> Aim:
Update the records below by changing "bbox" to "bounding box" wherever it appears and keeping everything else the same. Leave the pictures out.
## START Dataset
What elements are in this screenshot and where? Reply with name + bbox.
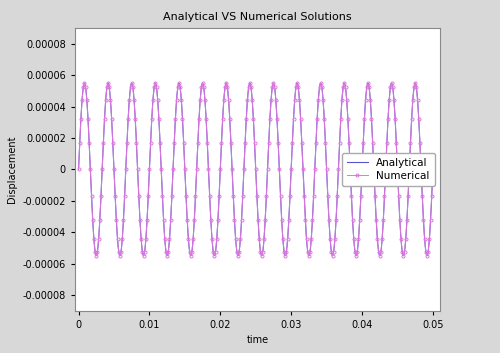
Analytical	[212, 253, 218, 258]
Analytical	[76, 167, 82, 172]
Numerical	[94, 253, 100, 258]
Analytical	[385, 119, 391, 123]
Y-axis label: Displacement: Displacement	[7, 136, 17, 203]
Title: Analytical VS Numerical Solutions: Analytical VS Numerical Solutions	[163, 12, 352, 22]
Analytical	[424, 253, 430, 258]
Numerical	[76, 167, 82, 172]
Analytical	[116, 252, 122, 256]
Numerical	[430, 167, 436, 172]
Analytical	[137, 221, 143, 225]
Analytical	[430, 167, 436, 172]
Analytical	[227, 120, 233, 124]
Legend: Analytical, Numerical: Analytical, Numerical	[342, 152, 435, 186]
Numerical	[406, 167, 412, 172]
Numerical	[232, 237, 238, 241]
Numerical	[221, 97, 227, 102]
Line: Analytical: Analytical	[78, 83, 433, 256]
Numerical	[82, 81, 87, 85]
Line: Numerical: Numerical	[77, 82, 434, 257]
Numerical	[356, 218, 362, 222]
X-axis label: time: time	[246, 335, 268, 345]
Numerical	[377, 253, 383, 258]
Analytical	[423, 251, 429, 255]
Numerical	[320, 97, 326, 102]
Analytical	[82, 81, 87, 85]
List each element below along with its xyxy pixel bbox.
## END Dataset
> Output of the exercise:
What elements are in this screenshot and where? Reply with name + bounding box.
Analytical	[212, 253, 218, 258]
Analytical	[76, 167, 82, 172]
Numerical	[94, 253, 100, 258]
Analytical	[385, 119, 391, 123]
Y-axis label: Displacement: Displacement	[7, 136, 17, 203]
Title: Analytical VS Numerical Solutions: Analytical VS Numerical Solutions	[163, 12, 352, 22]
Analytical	[424, 253, 430, 258]
Numerical	[76, 167, 82, 172]
Analytical	[116, 252, 122, 256]
Numerical	[430, 167, 436, 172]
Analytical	[137, 221, 143, 225]
Analytical	[430, 167, 436, 172]
Analytical	[227, 120, 233, 124]
Legend: Analytical, Numerical: Analytical, Numerical	[342, 152, 435, 186]
Numerical	[406, 167, 412, 172]
Numerical	[232, 237, 238, 241]
Numerical	[221, 97, 227, 102]
Line: Analytical: Analytical	[78, 83, 433, 256]
Numerical	[82, 81, 87, 85]
Line: Numerical: Numerical	[77, 82, 434, 257]
Numerical	[356, 218, 362, 222]
X-axis label: time: time	[246, 335, 268, 345]
Numerical	[377, 253, 383, 258]
Analytical	[423, 251, 429, 255]
Numerical	[320, 97, 326, 102]
Analytical	[82, 81, 87, 85]
List each element below along with its xyxy pixel bounding box.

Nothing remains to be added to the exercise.